<<<<
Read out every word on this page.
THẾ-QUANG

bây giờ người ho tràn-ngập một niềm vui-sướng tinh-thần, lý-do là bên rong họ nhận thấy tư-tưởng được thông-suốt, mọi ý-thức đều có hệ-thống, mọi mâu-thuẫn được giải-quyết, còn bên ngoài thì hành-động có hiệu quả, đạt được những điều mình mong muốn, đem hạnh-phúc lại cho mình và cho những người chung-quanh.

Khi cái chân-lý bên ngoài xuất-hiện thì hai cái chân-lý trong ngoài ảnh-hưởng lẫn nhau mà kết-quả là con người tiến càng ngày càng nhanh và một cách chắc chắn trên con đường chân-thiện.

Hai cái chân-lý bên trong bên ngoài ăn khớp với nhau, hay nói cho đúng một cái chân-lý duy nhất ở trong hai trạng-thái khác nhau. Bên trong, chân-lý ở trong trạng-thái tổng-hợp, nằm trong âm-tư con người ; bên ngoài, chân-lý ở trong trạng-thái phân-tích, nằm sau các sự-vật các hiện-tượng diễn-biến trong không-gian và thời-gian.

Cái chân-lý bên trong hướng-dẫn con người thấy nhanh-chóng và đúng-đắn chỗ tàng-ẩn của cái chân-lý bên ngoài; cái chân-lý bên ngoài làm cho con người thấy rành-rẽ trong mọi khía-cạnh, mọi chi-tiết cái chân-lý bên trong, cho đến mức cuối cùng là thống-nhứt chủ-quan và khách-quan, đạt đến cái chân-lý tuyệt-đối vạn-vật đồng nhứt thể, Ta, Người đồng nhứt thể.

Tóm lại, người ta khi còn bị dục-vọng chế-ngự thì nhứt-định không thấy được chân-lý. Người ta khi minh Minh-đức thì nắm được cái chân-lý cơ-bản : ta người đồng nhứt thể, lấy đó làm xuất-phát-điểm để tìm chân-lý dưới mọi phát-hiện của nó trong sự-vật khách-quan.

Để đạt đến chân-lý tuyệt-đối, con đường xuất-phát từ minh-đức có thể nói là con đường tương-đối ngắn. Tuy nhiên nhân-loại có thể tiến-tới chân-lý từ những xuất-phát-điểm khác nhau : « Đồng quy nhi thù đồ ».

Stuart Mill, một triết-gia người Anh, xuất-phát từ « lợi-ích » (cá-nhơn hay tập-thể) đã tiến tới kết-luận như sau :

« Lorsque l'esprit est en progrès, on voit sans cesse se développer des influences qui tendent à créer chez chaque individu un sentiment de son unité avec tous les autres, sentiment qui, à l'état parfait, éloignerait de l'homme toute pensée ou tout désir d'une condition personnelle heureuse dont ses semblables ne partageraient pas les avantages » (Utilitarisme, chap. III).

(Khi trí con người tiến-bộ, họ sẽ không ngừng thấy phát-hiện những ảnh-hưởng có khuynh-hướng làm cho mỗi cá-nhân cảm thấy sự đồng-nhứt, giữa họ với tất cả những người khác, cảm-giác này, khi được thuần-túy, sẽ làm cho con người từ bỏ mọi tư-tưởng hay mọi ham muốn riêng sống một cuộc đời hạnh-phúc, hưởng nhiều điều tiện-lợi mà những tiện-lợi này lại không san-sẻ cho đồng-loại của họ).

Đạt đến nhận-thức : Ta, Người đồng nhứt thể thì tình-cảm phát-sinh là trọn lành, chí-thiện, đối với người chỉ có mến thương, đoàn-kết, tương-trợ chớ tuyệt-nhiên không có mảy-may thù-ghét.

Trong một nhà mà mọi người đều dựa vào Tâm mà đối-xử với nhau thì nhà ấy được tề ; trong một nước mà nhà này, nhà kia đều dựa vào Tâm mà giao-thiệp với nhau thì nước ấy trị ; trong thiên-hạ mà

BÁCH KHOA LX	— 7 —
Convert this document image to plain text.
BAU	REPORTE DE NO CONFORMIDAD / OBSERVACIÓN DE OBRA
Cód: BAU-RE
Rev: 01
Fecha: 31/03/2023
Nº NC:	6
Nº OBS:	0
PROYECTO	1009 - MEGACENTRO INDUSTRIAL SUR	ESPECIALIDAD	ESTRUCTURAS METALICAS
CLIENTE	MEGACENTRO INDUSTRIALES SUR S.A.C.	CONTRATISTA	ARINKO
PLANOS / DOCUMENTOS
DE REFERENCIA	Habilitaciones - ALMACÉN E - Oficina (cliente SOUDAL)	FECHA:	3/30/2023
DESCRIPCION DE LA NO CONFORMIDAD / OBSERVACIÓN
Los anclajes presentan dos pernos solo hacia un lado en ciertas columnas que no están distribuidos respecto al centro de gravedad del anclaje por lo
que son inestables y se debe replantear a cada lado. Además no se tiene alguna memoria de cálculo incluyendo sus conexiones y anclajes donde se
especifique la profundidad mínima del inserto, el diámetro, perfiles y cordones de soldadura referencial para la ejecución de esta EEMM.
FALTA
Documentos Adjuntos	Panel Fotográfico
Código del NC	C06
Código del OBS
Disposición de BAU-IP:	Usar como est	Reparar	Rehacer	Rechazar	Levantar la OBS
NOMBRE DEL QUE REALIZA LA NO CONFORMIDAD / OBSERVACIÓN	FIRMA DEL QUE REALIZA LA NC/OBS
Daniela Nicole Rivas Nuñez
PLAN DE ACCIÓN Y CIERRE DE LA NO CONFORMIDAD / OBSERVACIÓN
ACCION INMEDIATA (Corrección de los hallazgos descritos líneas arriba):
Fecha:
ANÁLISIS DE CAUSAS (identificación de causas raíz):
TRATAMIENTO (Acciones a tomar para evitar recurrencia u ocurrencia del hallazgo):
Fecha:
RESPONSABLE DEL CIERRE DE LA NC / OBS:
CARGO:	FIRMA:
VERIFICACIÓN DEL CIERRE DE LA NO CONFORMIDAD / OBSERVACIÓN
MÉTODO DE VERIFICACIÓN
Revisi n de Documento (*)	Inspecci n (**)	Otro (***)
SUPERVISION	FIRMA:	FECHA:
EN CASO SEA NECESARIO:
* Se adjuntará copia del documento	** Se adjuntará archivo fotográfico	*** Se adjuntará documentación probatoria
>>>>
### Short problem:
Copy out the full material exactly as it appears.

### Output of the exercise:
Read out every word on this page.
THẾ-QUANG

bây giờ người ho tràn-ngập một niềm vui-sướng tinh-thần, lý-do là bên rong họ nhận thấy tư-tưởng được thông-suốt, mọi ý-thức đều có hệ-thống, mọi mâu-thuẫn được giải-quyết, còn bên ngoài thì hành-động có hiệu quả, đạt được những điều mình mong muốn, đem hạnh-phúc lại cho mình và cho những người chung-quanh.

Khi cái chân-lý bên ngoài xuất-hiện thì hai cái chân-lý trong ngoài ảnh-hưởng lẫn nhau mà kết-quả là con người tiến càng ngày càng nhanh và một cách chắc chắn trên con đường chân-thiện.

Hai cái chân-lý bên trong bên ngoài ăn khớp với nhau, hay nói cho đúng một cái chân-lý duy nhất ở trong hai trạng-thái khác nhau. Bên trong, chân-lý ở trong trạng-thái tổng-hợp, nằm trong âm-tư con người ; bên ngoài, chân-lý ở trong trạng-thái phân-tích, nằm sau các sự-vật các hiện-tượng diễn-biến trong không-gian và thời-gian.

Cái chân-lý bên trong hướng-dẫn con người thấy nhanh-chóng và đúng-đắn chỗ tàng-ẩn của cái chân-lý bên ngoài; cái chân-lý bên ngoài làm cho con người thấy rành-rẽ trong mọi khía-cạnh, mọi chi-tiết cái chân-lý bên trong, cho đến mức cuối cùng là thống-nhứt chủ-quan và khách-quan, đạt đến cái chân-lý tuyệt-đối vạn-vật đồng nhứt thể, Ta, Người đồng nhứt thể.

Tóm lại, người ta khi còn bị dục-vọng chế-ngự thì nhứt-định không thấy được chân-lý. Người ta khi minh Minh-đức thì nắm được cái chân-lý cơ-bản : ta người đồng nhứt thể, lấy đó làm xuất-phát-điểm để tìm chân-lý dưới mọi phát-hiện của nó trong sự-vật khách-quan.

Để đạt đến chân-lý tuyệt-đối, con đường xuất-phát từ minh-đức có thể nói là con đường tương-đối ngắn. Tuy nhiên nhân-loại có thể tiến-tới chân-lý từ những xuất-phát-điểm khác nhau : « Đồng quy nhi thù đồ ».

Stuart Mill, một triết-gia người Anh, xuất-phát từ « lợi-ích » (cá-nhơn hay tập-thể) đã tiến tới kết-luận như sau :

« Lorsque l'esprit est en progrès, on voit sans cesse se développer des influences qui tendent à créer chez chaque individu un sentiment de son unité avec tous les autres, sentiment qui, à l'état parfait, éloignerait de l'homme toute pensée ou tout désir d'une condition personnelle heureuse dont ses semblables ne partageraient pas les avantages » (Utilitarisme, chap. III).

(Khi trí con người tiến-bộ, họ sẽ không ngừng thấy phát-hiện những ảnh-hưởng có khuynh-hướng làm cho mỗi cá-nhân cảm thấy sự đồng-nhứt, giữa họ với tất cả những người khác, cảm-giác này, khi được thuần-túy, sẽ làm cho con người từ bỏ mọi tư-tưởng hay mọi ham muốn riêng sống một cuộc đời hạnh-phúc, hưởng nhiều điều tiện-lợi mà những tiện-lợi này lại không san-sẻ cho đồng-loại của họ).

Đạt đến nhận-thức : Ta, Người đồng nhứt thể thì tình-cảm phát-sinh là trọn lành, chí-thiện, đối với người chỉ có mến thương, đoàn-kết, tương-trợ chớ tuyệt-nhiên không có mảy-may thù-ghét.

Trong một nhà mà mọi người đều dựa vào Tâm mà đối-xử với nhau thì nhà ấy được tề ; trong một nước mà nhà này, nhà kia đều dựa vào Tâm mà giao-thiệp với nhau thì nước ấy trị ; trong thiên-hạ mà

BÁCH KHOA LX	— 7 —
Convert this document image to plain text.
BAU	REPORTE DE NO CONFORMIDAD / OBSERVACIÓN DE OBRA
Cód: BAU-RE
Rev: 01
Fecha: 31/03/2023
Nº NC:	6
Nº OBS:	0
PROYECTO	1009 - MEGACENTRO INDUSTRIAL SUR	ESPECIALIDAD	ESTRUCTURAS METALICAS
CLIENTE	MEGACENTRO INDUSTRIALES SUR S.A.C.	CONTRATISTA	ARINKO
PLANOS / DOCUMENTOS
DE REFERENCIA	Habilitaciones - ALMACÉN E - Oficina (cliente SOUDAL)	FECHA:	3/30/2023
DESCRIPCION DE LA NO CONFORMIDAD / OBSERVACIÓN
Los anclajes presentan dos pernos solo hacia un lado en ciertas columnas que no están distribuidos respecto al centro de gravedad del anclaje por lo
que son inestables y se debe replantear a cada lado. Además no se tiene alguna memoria de cálculo incluyendo sus conexiones y anclajes donde se
especifique la profundidad mínima del inserto, el diámetro, perfiles y cordones de soldadura referencial para la ejecución de esta EEMM.
FALTA
Documentos Adjuntos	Panel Fotográfico
Código del NC	C06
Código del OBS
Disposición de BAU-IP:	Usar como est	Reparar	Rehacer	Rechazar	Levantar la OBS
NOMBRE DEL QUE REALIZA LA NO CONFORMIDAD / OBSERVACIÓN	FIRMA DEL QUE REALIZA LA NC/OBS
Daniela Nicole Rivas Nuñez
PLAN DE ACCIÓN Y CIERRE DE LA NO CONFORMIDAD / OBSERVACIÓN
ACCION INMEDIATA (Corrección de los hallazgos descritos líneas arriba):
Fecha:
ANÁLISIS DE CAUSAS (identificación de causas raíz):
TRATAMIENTO (Acciones a tomar para evitar recurrencia u ocurrencia del hallazgo):
Fecha:
RESPONSABLE DEL CIERRE DE LA NC / OBS:
CARGO:	FIRMA:
VERIFICACIÓN DEL CIERRE DE LA NO CONFORMIDAD / OBSERVACIÓN
MÉTODO DE VERIFICACIÓN
Revisi n de Documento (*)	Inspecci n (**)	Otro (***)
SUPERVISION	FIRMA:	FECHA:
EN CASO SEA NECESARIO:
* Se adjuntará copia del documento	** Se adjuntará archivo fotográfico	*** Se adjuntará documentación probatoria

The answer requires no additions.